# Task directions:
Return every entry exactly as written.

----- Dataset records -----

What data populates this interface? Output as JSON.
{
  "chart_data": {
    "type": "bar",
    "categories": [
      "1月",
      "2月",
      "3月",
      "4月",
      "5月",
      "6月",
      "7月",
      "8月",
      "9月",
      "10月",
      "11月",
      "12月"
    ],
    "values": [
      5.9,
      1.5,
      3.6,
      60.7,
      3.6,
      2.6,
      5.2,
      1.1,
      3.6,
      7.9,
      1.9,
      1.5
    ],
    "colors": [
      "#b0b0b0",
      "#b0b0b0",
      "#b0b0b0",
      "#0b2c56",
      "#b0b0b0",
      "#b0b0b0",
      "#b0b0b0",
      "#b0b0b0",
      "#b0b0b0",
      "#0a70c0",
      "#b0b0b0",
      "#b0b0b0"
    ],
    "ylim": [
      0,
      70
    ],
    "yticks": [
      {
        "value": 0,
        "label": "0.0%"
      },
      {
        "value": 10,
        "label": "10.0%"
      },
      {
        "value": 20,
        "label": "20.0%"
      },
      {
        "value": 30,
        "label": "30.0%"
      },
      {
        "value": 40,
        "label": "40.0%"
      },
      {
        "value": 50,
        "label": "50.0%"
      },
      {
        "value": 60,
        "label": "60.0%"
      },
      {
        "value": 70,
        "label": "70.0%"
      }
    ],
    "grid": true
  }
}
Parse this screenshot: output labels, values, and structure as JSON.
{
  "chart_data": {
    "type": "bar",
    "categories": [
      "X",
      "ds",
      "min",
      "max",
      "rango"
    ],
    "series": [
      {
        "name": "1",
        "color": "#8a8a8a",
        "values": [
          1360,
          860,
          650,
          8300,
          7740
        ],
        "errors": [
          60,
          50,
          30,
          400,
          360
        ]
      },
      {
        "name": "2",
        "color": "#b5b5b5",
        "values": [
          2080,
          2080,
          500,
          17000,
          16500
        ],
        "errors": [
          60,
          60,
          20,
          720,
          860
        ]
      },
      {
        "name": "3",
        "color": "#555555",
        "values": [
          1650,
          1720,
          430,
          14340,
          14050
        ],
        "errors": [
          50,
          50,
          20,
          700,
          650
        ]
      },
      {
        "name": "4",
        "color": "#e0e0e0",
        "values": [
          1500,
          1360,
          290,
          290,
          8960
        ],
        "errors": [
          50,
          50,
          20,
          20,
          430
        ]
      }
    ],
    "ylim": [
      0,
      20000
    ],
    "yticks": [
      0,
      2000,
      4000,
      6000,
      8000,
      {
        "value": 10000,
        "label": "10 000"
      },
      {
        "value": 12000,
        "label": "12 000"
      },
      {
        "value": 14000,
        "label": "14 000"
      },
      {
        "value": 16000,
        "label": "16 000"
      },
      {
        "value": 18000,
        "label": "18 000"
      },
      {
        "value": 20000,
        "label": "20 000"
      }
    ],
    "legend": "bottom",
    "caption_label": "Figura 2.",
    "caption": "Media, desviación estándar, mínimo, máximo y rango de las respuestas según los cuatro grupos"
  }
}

-----

# Response:
What data populates this interface? Output as JSON.
{
  "chart_data": {
    "type": "bar",
    "categories": [
      "1月",
      "2月",
      "3月",
      "4月",
      "5月",
      "6月",
      "7月",
      "8月",
      "9月",
      "10月",
      "11月",
      "12月"
    ],
    "values": [
      5.9,
      1.5,
      3.6,
      60.7,
      3.6,
      2.6,
      5.2,
      1.1,
      3.6,
      7.9,
      1.9,
      1.5
    ],
    "colors": [
      "#b0b0b0",
      "#b0b0b0",
      "#b0b0b0",
      "#0b2c56",
      "#b0b0b0",
      "#b0b0b0",
      "#b0b0b0",
      "#b0b0b0",
      "#b0b0b0",
      "#0a70c0",
      "#b0b0b0",
      "#b0b0b0"
    ],
    "ylim": [
      0,
      70
    ],
    "yticks": [
      {
        "value": 0,
        "label": "0.0%"
      },
      {
        "value": 10,
        "label": "10.0%"
      },
      {
        "value": 20,
        "label": "20.0%"
      },
      {
        "value": 30,
        "label": "30.0%"
      },
      {
        "value": 40,
        "label": "40.0%"
      },
      {
        "value": 50,
        "label": "50.0%"
      },
      {
        "value": 60,
        "label": "60.0%"
      },
      {
        "value": 70,
        "label": "70.0%"
      }
    ],
    "grid": true
  }
}
Parse this screenshot: output labels, values, and structure as JSON.
{
  "chart_data": {
    "type": "bar",
    "categories": [
      "X",
      "ds",
      "min",
      "max",
      "rango"
    ],
    "series": [
      {
        "name": "1",
        "color": "#8a8a8a",
        "values": [
          1360,
          860,
          650,
          8300,
          7740
        ],
        "errors": [
          60,
          50,
          30,
          400,
          360
        ]
      },
      {
        "name": "2",
        "color": "#b5b5b5",
        "values": [
          2080,
          2080,
          500,
          17000,
          16500
        ],
        "errors": [
          60,
          60,
          20,
          720,
          860
        ]
      },
      {
        "name": "3",
        "color": "#555555",
        "values": [
          1650,
          1720,
          430,
          14340,
          14050
        ],
        "errors": [
          50,
          50,
          20,
          700,
          650
        ]
      },
      {
        "name": "4",
        "color": "#e0e0e0",
        "values": [
          1500,
          1360,
          290,
          290,
          8960
        ],
        "errors": [
          50,
          50,
          20,
          20,
          430
        ]
      }
    ],
    "ylim": [
      0,
      20000
    ],
    "yticks": [
      0,
      2000,
      4000,
      6000,
      8000,
      {
        "value": 10000,
        "label": "10 000"
      },
      {
        "value": 12000,
        "label": "12 000"
      },
      {
        "value": 14000,
        "label": "14 000"
      },
      {
        "value": 16000,
        "label": "16 000"
      },
      {
        "value": 18000,
        "label": "18 000"
      },
      {
        "value": 20000,
        "label": "20 000"
      }
    ],
    "legend": "bottom",
    "caption_label": "Figura 2.",
    "caption": "Media, desviación estándar, mínimo, máximo y rango de las respuestas según los cuatro grupos"
  }
}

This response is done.